• _Short problem_
Without including any pictures, write out all the entries exactly.

• _Rows_

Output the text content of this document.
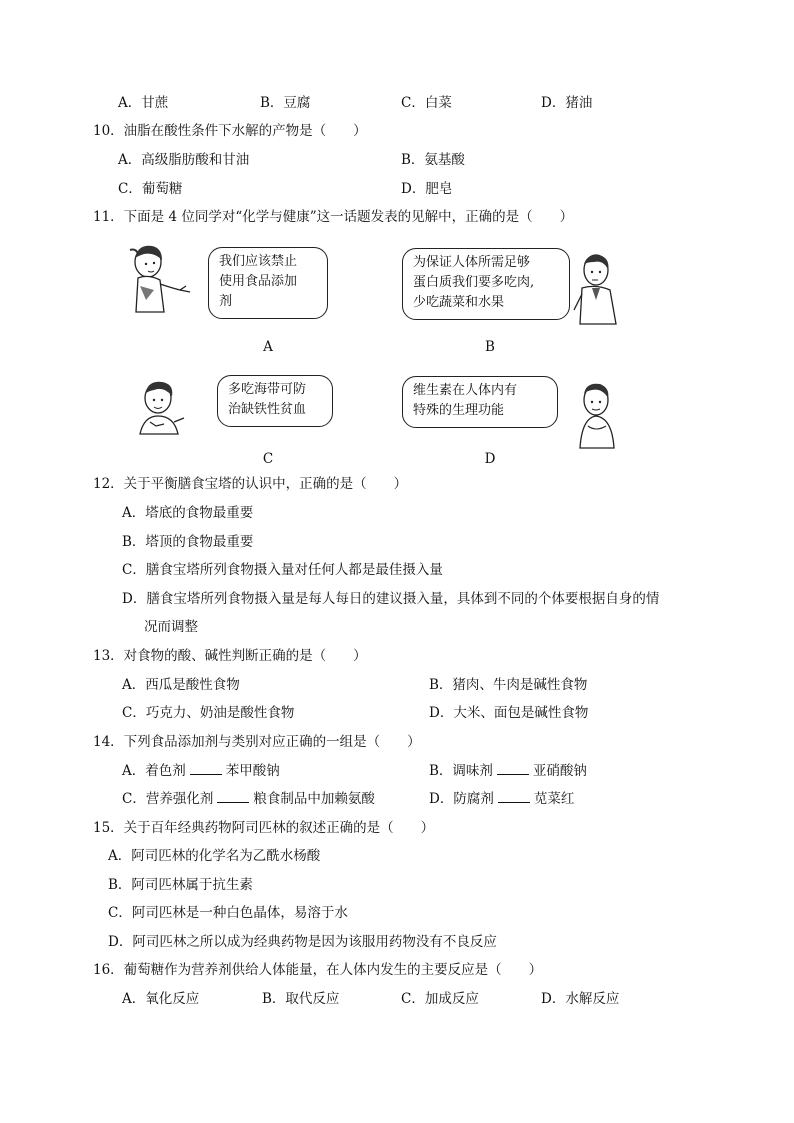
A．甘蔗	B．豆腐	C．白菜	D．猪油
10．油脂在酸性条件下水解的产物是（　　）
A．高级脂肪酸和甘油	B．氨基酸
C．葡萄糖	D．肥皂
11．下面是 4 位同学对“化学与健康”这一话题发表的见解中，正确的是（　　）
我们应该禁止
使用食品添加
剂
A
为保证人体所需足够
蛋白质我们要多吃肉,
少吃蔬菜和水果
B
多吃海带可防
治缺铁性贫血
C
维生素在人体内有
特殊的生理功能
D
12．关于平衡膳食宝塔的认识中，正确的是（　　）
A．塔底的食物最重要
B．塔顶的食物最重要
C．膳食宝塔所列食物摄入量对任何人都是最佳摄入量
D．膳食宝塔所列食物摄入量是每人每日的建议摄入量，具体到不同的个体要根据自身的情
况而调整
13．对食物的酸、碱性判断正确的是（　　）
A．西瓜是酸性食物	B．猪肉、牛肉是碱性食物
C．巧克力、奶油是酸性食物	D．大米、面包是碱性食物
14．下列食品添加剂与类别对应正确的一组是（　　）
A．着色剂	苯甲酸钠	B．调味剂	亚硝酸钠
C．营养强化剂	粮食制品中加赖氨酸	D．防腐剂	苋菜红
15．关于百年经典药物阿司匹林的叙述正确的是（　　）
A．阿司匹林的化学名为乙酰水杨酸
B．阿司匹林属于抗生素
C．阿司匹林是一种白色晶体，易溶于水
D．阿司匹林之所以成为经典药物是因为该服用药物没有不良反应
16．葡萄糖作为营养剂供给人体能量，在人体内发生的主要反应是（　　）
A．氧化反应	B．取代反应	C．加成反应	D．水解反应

• _Task answer_
Output the text content of this document.
A．甘蔗	B．豆腐	C．白菜	D．猪油
10．油脂在酸性条件下水解的产物是（　　）
A．高级脂肪酸和甘油	B．氨基酸
C．葡萄糖	D．肥皂
11．下面是 4 位同学对“化学与健康”这一话题发表的见解中，正确的是（　　）
我们应该禁止
使用食品添加
剂
A
为保证人体所需足够
蛋白质我们要多吃肉,
少吃蔬菜和水果
B
多吃海带可防
治缺铁性贫血
C
维生素在人体内有
特殊的生理功能
D
12．关于平衡膳食宝塔的认识中，正确的是（　　）
A．塔底的食物最重要
B．塔顶的食物最重要
C．膳食宝塔所列食物摄入量对任何人都是最佳摄入量
D．膳食宝塔所列食物摄入量是每人每日的建议摄入量，具体到不同的个体要根据自身的情
况而调整
13．对食物的酸、碱性判断正确的是（　　）
A．西瓜是酸性食物	B．猪肉、牛肉是碱性食物
C．巧克力、奶油是酸性食物	D．大米、面包是碱性食物
14．下列食品添加剂与类别对应正确的一组是（　　）
A．着色剂	苯甲酸钠	B．调味剂	亚硝酸钠
C．营养强化剂	粮食制品中加赖氨酸	D．防腐剂	苋菜红
15．关于百年经典药物阿司匹林的叙述正确的是（　　）
A．阿司匹林的化学名为乙酰水杨酸
B．阿司匹林属于抗生素
C．阿司匹林是一种白色晶体，易溶于水
D．阿司匹林之所以成为经典药物是因为该服用药物没有不良反应
16．葡萄糖作为营养剂供给人体能量，在人体内发生的主要反应是（　　）
A．氧化反应	B．取代反应	C．加成反应	D．水解反应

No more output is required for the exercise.